DIRECTIONS FOR THIS TASK
Extract the full listing verbatim and drop any pictures from your copy.

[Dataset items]

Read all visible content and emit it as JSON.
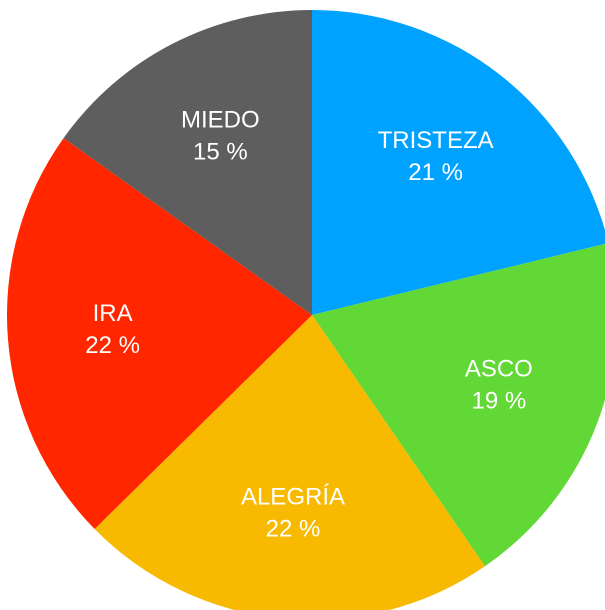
{
  "chart_data": {
    "type": "pie",
    "categories": [
      "TRISTEZA",
      "ASCO",
      "ALEGRÍA",
      "IRA",
      "MIEDO"
    ],
    "values": [
      21,
      19,
      22,
      22,
      15
    ],
    "value_labels": [
      "21 %",
      "19 %",
      "22 %",
      "22 %",
      "15 %"
    ],
    "colors": [
      "#00a2ff",
      "#61d836",
      "#f8ba00",
      "#ff2600",
      "#5e5e5e"
    ]
  }
}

THE ANSWER
Read all visible content and emit it as JSON.
{
  "chart_data": {
    "type": "pie",
    "categories": [
      "TRISTEZA",
      "ASCO",
      "ALEGRÍA",
      "IRA",
      "MIEDO"
    ],
    "values": [
      21,
      19,
      22,
      22,
      15
    ],
    "value_labels": [
      "21 %",
      "19 %",
      "22 %",
      "22 %",
      "15 %"
    ],
    "colors": [
      "#00a2ff",
      "#61d836",
      "#f8ba00",
      "#ff2600",
      "#5e5e5e"
    ]
  }
}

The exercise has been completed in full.